_Goal of the exercise:_
Write the material out again in full, word for word. Do not include the pictures.

..........

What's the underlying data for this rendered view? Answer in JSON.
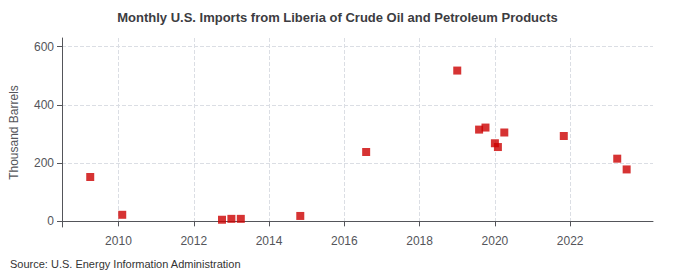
{
  "chart_data": {
    "type": "scatter",
    "title": "Monthly U.S. Imports from Liberia of Crude Oil and Petroleum Products",
    "ylabel": "Thousand Barrels",
    "annotations": [
      "Source: U.S. Energy Information Administration"
    ],
    "x": [
      2009.25,
      2010.1,
      2012.75,
      2013.0,
      2013.25,
      2014.83,
      2016.58,
      2019.0,
      2019.58,
      2019.75,
      2020.0,
      2020.08,
      2020.25,
      2021.83,
      2023.25,
      2023.5
    ],
    "values": [
      152,
      22,
      5,
      8,
      8,
      18,
      238,
      518,
      315,
      322,
      268,
      255,
      305,
      293,
      215,
      178
    ],
    "color": "#cc0000",
    "marker": "square",
    "xlim": [
      2008.5,
      2024.2
    ],
    "xticks": [
      2010,
      2012,
      2014,
      2016,
      2018,
      2020,
      2022
    ],
    "ylim": [
      -20,
      630
    ],
    "yticks": [
      0,
      200,
      400,
      600
    ],
    "grid": true
  }
}
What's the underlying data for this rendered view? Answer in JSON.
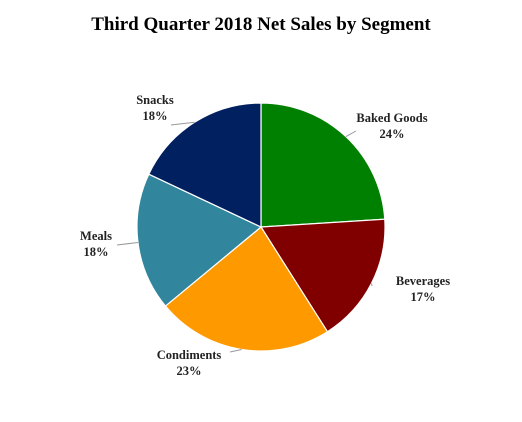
{
  "chart_data": {
    "type": "pie",
    "title": "Third Quarter 2018 Net Sales by Segment",
    "slices": [
      {
        "name": "Baked Goods",
        "value": 24,
        "label": "24%",
        "color": "#008000"
      },
      {
        "name": "Beverages",
        "value": 17,
        "label": "17%",
        "color": "#800000"
      },
      {
        "name": "Condiments",
        "value": 23,
        "label": "23%",
        "color": "#FF9900"
      },
      {
        "name": "Meals",
        "value": 18,
        "label": "18%",
        "color": "#31859C"
      },
      {
        "name": "Snacks",
        "value": 18,
        "label": "18%",
        "color": "#002060"
      }
    ],
    "start_angle": "12 o'clock",
    "direction": "clockwise",
    "legend": "none",
    "labels": "outside with leader lines"
  }
}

..........

_Result below:_
What's the underlying data for this rendered view? Answer in JSON.
{
  "chart_data": {
    "type": "scatter",
    "title": "Monthly U.S. Imports from Liberia of Crude Oil and Petroleum Products",
    "ylabel": "Thousand Barrels",
    "annotations": [
      "Source: U.S. Energy Information Administration"
    ],
    "x": [
      2009.25,
      2010.1,
      2012.75,
      2013.0,
      2013.25,
      2014.83,
      2016.58,
      2019.0,
      2019.58,
      2019.75,
      2020.0,
      2020.08,
      2020.25,
      2021.83,
      2023.25,
      2023.5
    ],
    "values": [
      152,
      22,
      5,
      8,
      8,
      18,
      238,
      518,
      315,
      322,
      268,
      255,
      305,
      293,
      215,
      178
    ],
    "color": "#cc0000",
    "marker": "square",
    "xlim": [
      2008.5,
      2024.2
    ],
    "xticks": [
      2010,
      2012,
      2014,
      2016,
      2018,
      2020,
      2022
    ],
    "ylim": [
      -20,
      630
    ],
    "yticks": [
      0,
      200,
      400,
      600
    ],
    "grid": true
  }
}
What's the underlying data for this rendered view? Answer in JSON.
{
  "chart_data": {
    "type": "pie",
    "title": "Third Quarter 2018 Net Sales by Segment",
    "slices": [
      {
        "name": "Baked Goods",
        "value": 24,
        "label": "24%",
        "color": "#008000"
      },
      {
        "name": "Beverages",
        "value": 17,
        "label": "17%",
        "color": "#800000"
      },
      {
        "name": "Condiments",
        "value": 23,
        "label": "23%",
        "color": "#FF9900"
      },
      {
        "name": "Meals",
        "value": 18,
        "label": "18%",
        "color": "#31859C"
      },
      {
        "name": "Snacks",
        "value": 18,
        "label": "18%",
        "color": "#002060"
      }
    ],
    "start_angle": "12 o'clock",
    "direction": "clockwise",
    "legend": "none",
    "labels": "outside with leader lines"
  }
}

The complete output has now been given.